Figure contents as structured data
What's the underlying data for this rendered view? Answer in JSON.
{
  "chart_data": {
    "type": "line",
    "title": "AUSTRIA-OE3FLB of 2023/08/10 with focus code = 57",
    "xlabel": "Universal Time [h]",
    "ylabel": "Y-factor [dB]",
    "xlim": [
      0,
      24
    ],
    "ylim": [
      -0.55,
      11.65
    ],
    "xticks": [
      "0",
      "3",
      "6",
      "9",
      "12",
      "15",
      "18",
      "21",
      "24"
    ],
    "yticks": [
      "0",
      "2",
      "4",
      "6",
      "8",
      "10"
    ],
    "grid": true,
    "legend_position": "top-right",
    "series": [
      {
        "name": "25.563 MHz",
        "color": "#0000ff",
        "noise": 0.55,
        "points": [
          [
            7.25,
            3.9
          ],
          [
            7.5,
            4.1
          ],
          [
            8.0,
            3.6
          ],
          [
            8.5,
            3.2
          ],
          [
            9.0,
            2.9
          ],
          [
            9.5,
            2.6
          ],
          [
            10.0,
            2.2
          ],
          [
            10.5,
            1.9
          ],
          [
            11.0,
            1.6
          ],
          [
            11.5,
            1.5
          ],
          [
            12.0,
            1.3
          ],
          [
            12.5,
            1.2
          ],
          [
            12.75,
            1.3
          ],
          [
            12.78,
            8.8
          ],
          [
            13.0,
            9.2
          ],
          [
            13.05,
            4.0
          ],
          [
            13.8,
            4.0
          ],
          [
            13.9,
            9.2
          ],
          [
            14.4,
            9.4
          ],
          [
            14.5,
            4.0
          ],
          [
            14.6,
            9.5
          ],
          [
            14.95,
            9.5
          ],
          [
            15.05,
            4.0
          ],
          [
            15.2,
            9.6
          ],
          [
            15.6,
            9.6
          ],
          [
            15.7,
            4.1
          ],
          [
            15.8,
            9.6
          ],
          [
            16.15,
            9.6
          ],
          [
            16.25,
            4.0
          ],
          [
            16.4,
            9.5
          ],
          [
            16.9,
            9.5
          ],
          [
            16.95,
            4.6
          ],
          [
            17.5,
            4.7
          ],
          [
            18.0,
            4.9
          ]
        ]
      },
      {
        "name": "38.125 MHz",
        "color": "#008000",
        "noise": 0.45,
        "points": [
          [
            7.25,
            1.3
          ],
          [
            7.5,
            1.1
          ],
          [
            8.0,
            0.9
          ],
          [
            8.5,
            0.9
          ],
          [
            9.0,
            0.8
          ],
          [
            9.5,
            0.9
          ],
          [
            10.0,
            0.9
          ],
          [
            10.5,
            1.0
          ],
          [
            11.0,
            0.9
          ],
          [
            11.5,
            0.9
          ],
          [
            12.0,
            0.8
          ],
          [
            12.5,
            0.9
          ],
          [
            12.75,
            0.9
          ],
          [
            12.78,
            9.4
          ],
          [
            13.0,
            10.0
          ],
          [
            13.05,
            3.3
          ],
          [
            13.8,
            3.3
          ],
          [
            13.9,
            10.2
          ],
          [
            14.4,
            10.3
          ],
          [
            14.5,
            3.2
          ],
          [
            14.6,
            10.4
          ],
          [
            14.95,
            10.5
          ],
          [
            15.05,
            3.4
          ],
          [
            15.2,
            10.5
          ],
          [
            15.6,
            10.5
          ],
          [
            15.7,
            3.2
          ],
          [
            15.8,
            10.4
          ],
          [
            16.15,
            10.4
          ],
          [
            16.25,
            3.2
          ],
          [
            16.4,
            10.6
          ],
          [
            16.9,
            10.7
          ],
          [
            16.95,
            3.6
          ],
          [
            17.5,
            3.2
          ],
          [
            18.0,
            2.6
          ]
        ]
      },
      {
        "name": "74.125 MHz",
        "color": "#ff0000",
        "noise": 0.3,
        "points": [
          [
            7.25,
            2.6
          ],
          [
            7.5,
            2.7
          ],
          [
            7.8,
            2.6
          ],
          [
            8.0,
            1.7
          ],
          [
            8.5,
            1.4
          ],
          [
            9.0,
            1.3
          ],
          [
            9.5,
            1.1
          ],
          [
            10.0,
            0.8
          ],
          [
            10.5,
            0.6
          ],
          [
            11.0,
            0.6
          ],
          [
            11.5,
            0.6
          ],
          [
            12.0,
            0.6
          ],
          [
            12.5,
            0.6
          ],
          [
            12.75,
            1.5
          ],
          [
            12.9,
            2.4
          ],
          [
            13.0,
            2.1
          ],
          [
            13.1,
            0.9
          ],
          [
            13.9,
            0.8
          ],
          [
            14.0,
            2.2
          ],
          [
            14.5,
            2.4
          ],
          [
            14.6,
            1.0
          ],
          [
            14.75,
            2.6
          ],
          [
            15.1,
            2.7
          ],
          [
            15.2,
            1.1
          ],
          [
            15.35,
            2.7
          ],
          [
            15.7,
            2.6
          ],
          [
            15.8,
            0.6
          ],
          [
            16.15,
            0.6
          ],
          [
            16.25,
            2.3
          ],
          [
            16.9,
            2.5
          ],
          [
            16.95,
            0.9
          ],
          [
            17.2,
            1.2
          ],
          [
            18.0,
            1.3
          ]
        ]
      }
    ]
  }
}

WHAT IS BEING ASKED -
The records above should be restated word for word, please.

TASK RESULT -
What's the underlying data for this rendered view? Answer in JSON.
{
  "chart_data": {
    "type": "line",
    "title": "AUSTRIA-OE3FLB of 2023/08/10 with focus code = 57",
    "xlabel": "Universal Time [h]",
    "ylabel": "Y-factor [dB]",
    "xlim": [
      0,
      24
    ],
    "ylim": [
      -0.55,
      11.65
    ],
    "xticks": [
      "0",
      "3",
      "6",
      "9",
      "12",
      "15",
      "18",
      "21",
      "24"
    ],
    "yticks": [
      "0",
      "2",
      "4",
      "6",
      "8",
      "10"
    ],
    "grid": true,
    "legend_position": "top-right",
    "series": [
      {
        "name": "25.563 MHz",
        "color": "#0000ff",
        "noise": 0.55,
        "points": [
          [
            7.25,
            3.9
          ],
          [
            7.5,
            4.1
          ],
          [
            8.0,
            3.6
          ],
          [
            8.5,
            3.2
          ],
          [
            9.0,
            2.9
          ],
          [
            9.5,
            2.6
          ],
          [
            10.0,
            2.2
          ],
          [
            10.5,
            1.9
          ],
          [
            11.0,
            1.6
          ],
          [
            11.5,
            1.5
          ],
          [
            12.0,
            1.3
          ],
          [
            12.5,
            1.2
          ],
          [
            12.75,
            1.3
          ],
          [
            12.78,
            8.8
          ],
          [
            13.0,
            9.2
          ],
          [
            13.05,
            4.0
          ],
          [
            13.8,
            4.0
          ],
          [
            13.9,
            9.2
          ],
          [
            14.4,
            9.4
          ],
          [
            14.5,
            4.0
          ],
          [
            14.6,
            9.5
          ],
          [
            14.95,
            9.5
          ],
          [
            15.05,
            4.0
          ],
          [
            15.2,
            9.6
          ],
          [
            15.6,
            9.6
          ],
          [
            15.7,
            4.1
          ],
          [
            15.8,
            9.6
          ],
          [
            16.15,
            9.6
          ],
          [
            16.25,
            4.0
          ],
          [
            16.4,
            9.5
          ],
          [
            16.9,
            9.5
          ],
          [
            16.95,
            4.6
          ],
          [
            17.5,
            4.7
          ],
          [
            18.0,
            4.9
          ]
        ]
      },
      {
        "name": "38.125 MHz",
        "color": "#008000",
        "noise": 0.45,
        "points": [
          [
            7.25,
            1.3
          ],
          [
            7.5,
            1.1
          ],
          [
            8.0,
            0.9
          ],
          [
            8.5,
            0.9
          ],
          [
            9.0,
            0.8
          ],
          [
            9.5,
            0.9
          ],
          [
            10.0,
            0.9
          ],
          [
            10.5,
            1.0
          ],
          [
            11.0,
            0.9
          ],
          [
            11.5,
            0.9
          ],
          [
            12.0,
            0.8
          ],
          [
            12.5,
            0.9
          ],
          [
            12.75,
            0.9
          ],
          [
            12.78,
            9.4
          ],
          [
            13.0,
            10.0
          ],
          [
            13.05,
            3.3
          ],
          [
            13.8,
            3.3
          ],
          [
            13.9,
            10.2
          ],
          [
            14.4,
            10.3
          ],
          [
            14.5,
            3.2
          ],
          [
            14.6,
            10.4
          ],
          [
            14.95,
            10.5
          ],
          [
            15.05,
            3.4
          ],
          [
            15.2,
            10.5
          ],
          [
            15.6,
            10.5
          ],
          [
            15.7,
            3.2
          ],
          [
            15.8,
            10.4
          ],
          [
            16.15,
            10.4
          ],
          [
            16.25,
            3.2
          ],
          [
            16.4,
            10.6
          ],
          [
            16.9,
            10.7
          ],
          [
            16.95,
            3.6
          ],
          [
            17.5,
            3.2
          ],
          [
            18.0,
            2.6
          ]
        ]
      },
      {
        "name": "74.125 MHz",
        "color": "#ff0000",
        "noise": 0.3,
        "points": [
          [
            7.25,
            2.6
          ],
          [
            7.5,
            2.7
          ],
          [
            7.8,
            2.6
          ],
          [
            8.0,
            1.7
          ],
          [
            8.5,
            1.4
          ],
          [
            9.0,
            1.3
          ],
          [
            9.5,
            1.1
          ],
          [
            10.0,
            0.8
          ],
          [
            10.5,
            0.6
          ],
          [
            11.0,
            0.6
          ],
          [
            11.5,
            0.6
          ],
          [
            12.0,
            0.6
          ],
          [
            12.5,
            0.6
          ],
          [
            12.75,
            1.5
          ],
          [
            12.9,
            2.4
          ],
          [
            13.0,
            2.1
          ],
          [
            13.1,
            0.9
          ],
          [
            13.9,
            0.8
          ],
          [
            14.0,
            2.2
          ],
          [
            14.5,
            2.4
          ],
          [
            14.6,
            1.0
          ],
          [
            14.75,
            2.6
          ],
          [
            15.1,
            2.7
          ],
          [
            15.2,
            1.1
          ],
          [
            15.35,
            2.7
          ],
          [
            15.7,
            2.6
          ],
          [
            15.8,
            0.6
          ],
          [
            16.15,
            0.6
          ],
          [
            16.25,
            2.3
          ],
          [
            16.9,
            2.5
          ],
          [
            16.95,
            0.9
          ],
          [
            17.2,
            1.2
          ],
          [
            18.0,
            1.3
          ]
        ]
      }
    ]
  }
}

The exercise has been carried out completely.